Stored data
>>

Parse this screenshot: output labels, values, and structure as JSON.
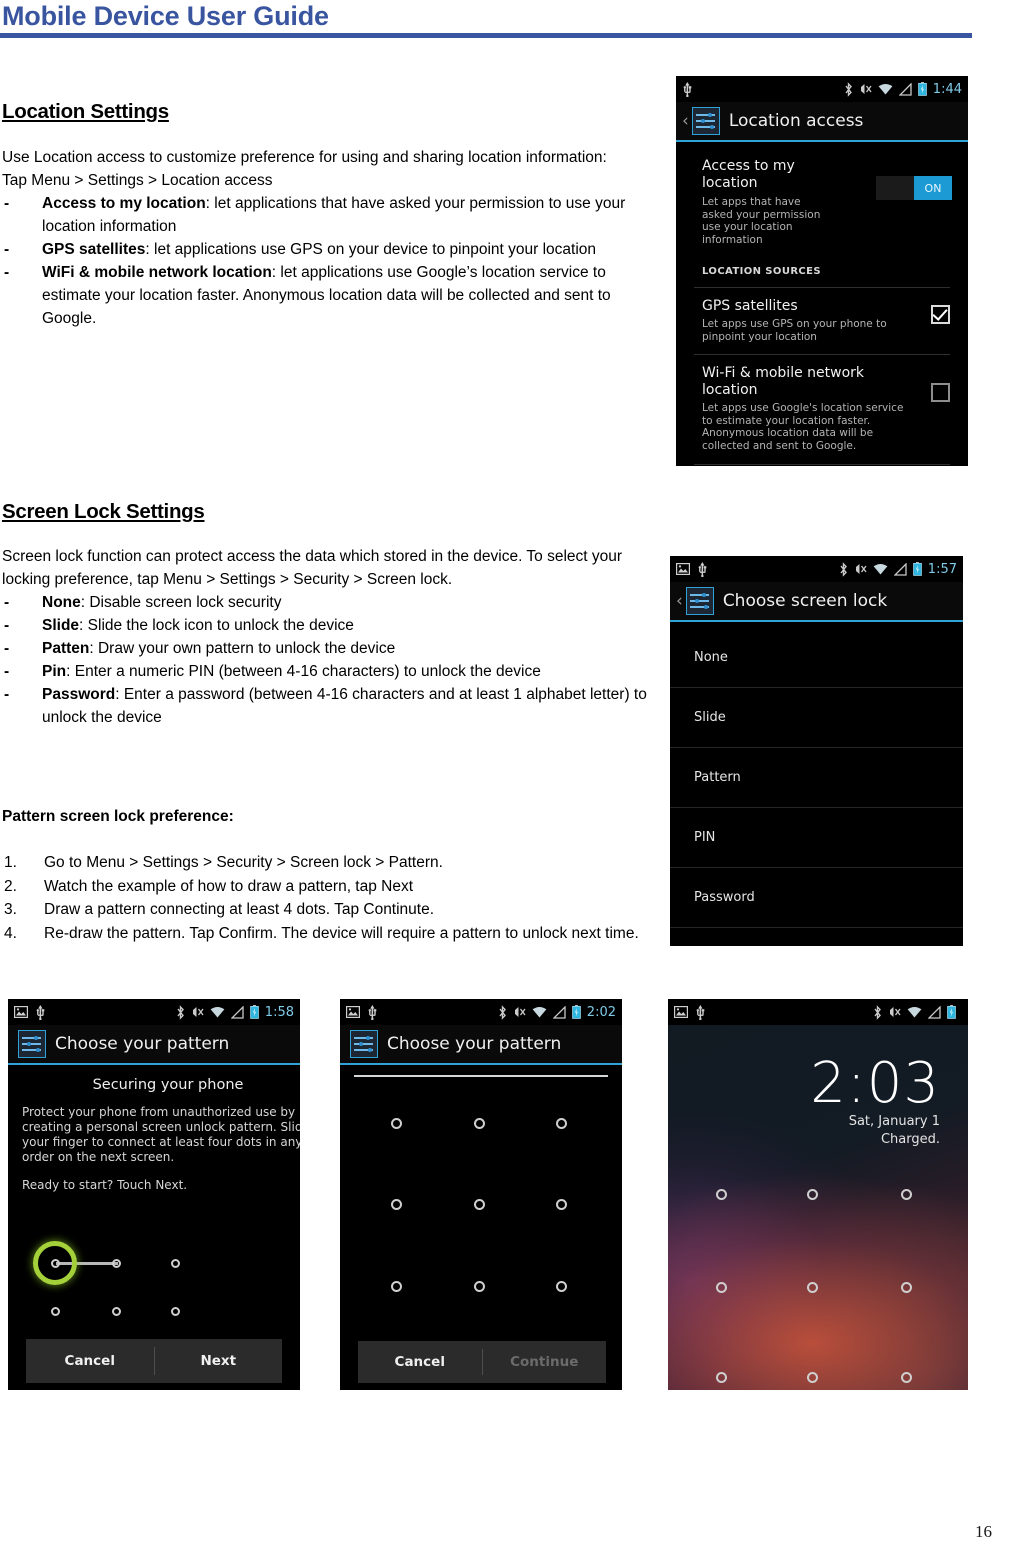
{
  "document": {
    "title": "Mobile Device User Guide",
    "page_number": "16",
    "accent_color": "#3a55a0"
  },
  "location_section": {
    "heading": "Location Settings",
    "intro_line1": "Use Location access to customize preference for using and sharing location information:",
    "intro_line2": "Tap Menu > Settings > Location access",
    "bullets": [
      {
        "marker": "-",
        "term": "Access to my location",
        "desc": ": let applications that have asked your permission to use your location information"
      },
      {
        "marker": "-",
        "term": "GPS satellites",
        "desc": ": let applications use GPS on your device to pinpoint your location"
      },
      {
        "marker": "-",
        "term": "WiFi & mobile network location",
        "desc": ": let applications use Google’s location service to estimate your location faster. Anonymous location data will be collected and sent to Google."
      }
    ]
  },
  "screenlock_section": {
    "heading": "Screen Lock Settings",
    "intro": "Screen lock function can protect access the data which stored in the device. To select your locking preference, tap Menu > Settings > Security > Screen lock.",
    "bullets": [
      {
        "marker": "-",
        "term": "None",
        "desc": ": Disable screen lock security"
      },
      {
        "marker": "-",
        "term": "Slide",
        "desc": ": Slide the lock icon to unlock the device"
      },
      {
        "marker": "-",
        "term": "Patten",
        "desc": ": Draw your own pattern to unlock the device"
      },
      {
        "marker": "-",
        "term": "Pin",
        "desc": ": Enter a numeric PIN (between 4-16 characters) to unlock the device"
      },
      {
        "marker": "-",
        "term": "Password",
        "desc": ": Enter a password (between 4-16 characters and at least 1 alphabet letter) to unlock the device"
      }
    ],
    "pattern_pref_heading": "Pattern screen lock preference:",
    "steps": [
      {
        "num": "1.",
        "text": "Go to Menu > Settings > Security > Screen lock > Pattern."
      },
      {
        "num": "2.",
        "text": "Watch the example of how to draw a pattern, tap Next"
      },
      {
        "num": "3.",
        "text": "Draw a pattern connecting at least 4 dots. Tap Continute."
      },
      {
        "num": "4.",
        "text": "Re-draw the pattern. Tap Confirm. The device will require a pattern to unlock next time."
      }
    ]
  },
  "screenshots": {
    "location_access": {
      "status_time": "1:44",
      "status_icons": [
        "usb-icon",
        "bluetooth-icon",
        "vibrate-mute-icon",
        "wifi-icon",
        "signal-icon",
        "battery-icon"
      ],
      "title": "Location access",
      "access_title": "Access to my location",
      "access_sub": "Let apps that have asked your permission use your location information",
      "toggle_label": "ON",
      "section_label": "LOCATION SOURCES",
      "gps_title": "GPS satellites",
      "gps_sub": "Let apps use GPS on your phone to pinpoint your location",
      "wifi_title": "Wi-Fi & mobile network location",
      "wifi_sub": "Let apps use Google's location service to estimate your location faster. Anonymous location data will be collected and sent to Google."
    },
    "choose_screen_lock": {
      "status_time": "1:57",
      "title": "Choose screen lock",
      "items": [
        "None",
        "Slide",
        "Pattern",
        "PIN",
        "Password"
      ]
    },
    "securing_phone": {
      "status_time": "1:58",
      "title": "Choose your pattern",
      "head": "Securing your phone",
      "body": "Protect your phone from unauthorized use by creating a personal screen unlock pattern. Slide your finger to connect at least four dots in any order on the next screen.",
      "ready": "Ready to start? Touch Next.",
      "cancel": "Cancel",
      "next": "Next"
    },
    "draw_pattern": {
      "status_time": "2:02",
      "title": "Choose your pattern",
      "cancel": "Cancel",
      "continue": "Continue"
    },
    "lock_screen": {
      "status_time": "",
      "clock": "2:03",
      "date": "Sat, January 1",
      "charge_status": "Charged."
    }
  }
}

<<

_GIVEN TASK:_ Transcribe the material exactly, and leave out whatever pictures it holds.

_SOLUTION TO THIS PROBLEM:_
Parse this screenshot: output labels, values, and structure as JSON.
{
  "document": {
    "title": "Mobile Device User Guide",
    "page_number": "16",
    "accent_color": "#3a55a0"
  },
  "location_section": {
    "heading": "Location Settings",
    "intro_line1": "Use Location access to customize preference for using and sharing location information:",
    "intro_line2": "Tap Menu > Settings > Location access",
    "bullets": [
      {
        "marker": "-",
        "term": "Access to my location",
        "desc": ": let applications that have asked your permission to use your location information"
      },
      {
        "marker": "-",
        "term": "GPS satellites",
        "desc": ": let applications use GPS on your device to pinpoint your location"
      },
      {
        "marker": "-",
        "term": "WiFi & mobile network location",
        "desc": ": let applications use Google’s location service to estimate your location faster. Anonymous location data will be collected and sent to Google."
      }
    ]
  },
  "screenlock_section": {
    "heading": "Screen Lock Settings",
    "intro": "Screen lock function can protect access the data which stored in the device. To select your locking preference, tap Menu > Settings > Security > Screen lock.",
    "bullets": [
      {
        "marker": "-",
        "term": "None",
        "desc": ": Disable screen lock security"
      },
      {
        "marker": "-",
        "term": "Slide",
        "desc": ": Slide the lock icon to unlock the device"
      },
      {
        "marker": "-",
        "term": "Patten",
        "desc": ": Draw your own pattern to unlock the device"
      },
      {
        "marker": "-",
        "term": "Pin",
        "desc": ": Enter a numeric PIN (between 4-16 characters) to unlock the device"
      },
      {
        "marker": "-",
        "term": "Password",
        "desc": ": Enter a password (between 4-16 characters and at least 1 alphabet letter) to unlock the device"
      }
    ],
    "pattern_pref_heading": "Pattern screen lock preference:",
    "steps": [
      {
        "num": "1.",
        "text": "Go to Menu > Settings > Security > Screen lock > Pattern."
      },
      {
        "num": "2.",
        "text": "Watch the example of how to draw a pattern, tap Next"
      },
      {
        "num": "3.",
        "text": "Draw a pattern connecting at least 4 dots. Tap Continute."
      },
      {
        "num": "4.",
        "text": "Re-draw the pattern. Tap Confirm. The device will require a pattern to unlock next time."
      }
    ]
  },
  "screenshots": {
    "location_access": {
      "status_time": "1:44",
      "status_icons": [
        "usb-icon",
        "bluetooth-icon",
        "vibrate-mute-icon",
        "wifi-icon",
        "signal-icon",
        "battery-icon"
      ],
      "title": "Location access",
      "access_title": "Access to my location",
      "access_sub": "Let apps that have asked your permission use your location information",
      "toggle_label": "ON",
      "section_label": "LOCATION SOURCES",
      "gps_title": "GPS satellites",
      "gps_sub": "Let apps use GPS on your phone to pinpoint your location",
      "wifi_title": "Wi-Fi & mobile network location",
      "wifi_sub": "Let apps use Google's location service to estimate your location faster. Anonymous location data will be collected and sent to Google."
    },
    "choose_screen_lock": {
      "status_time": "1:57",
      "title": "Choose screen lock",
      "items": [
        "None",
        "Slide",
        "Pattern",
        "PIN",
        "Password"
      ]
    },
    "securing_phone": {
      "status_time": "1:58",
      "title": "Choose your pattern",
      "head": "Securing your phone",
      "body": "Protect your phone from unauthorized use by creating a personal screen unlock pattern. Slide your finger to connect at least four dots in any order on the next screen.",
      "ready": "Ready to start? Touch Next.",
      "cancel": "Cancel",
      "next": "Next"
    },
    "draw_pattern": {
      "status_time": "2:02",
      "title": "Choose your pattern",
      "cancel": "Cancel",
      "continue": "Continue"
    },
    "lock_screen": {
      "status_time": "",
      "clock": "2:03",
      "date": "Sat, January 1",
      "charge_status": "Charged."
    }
  }
}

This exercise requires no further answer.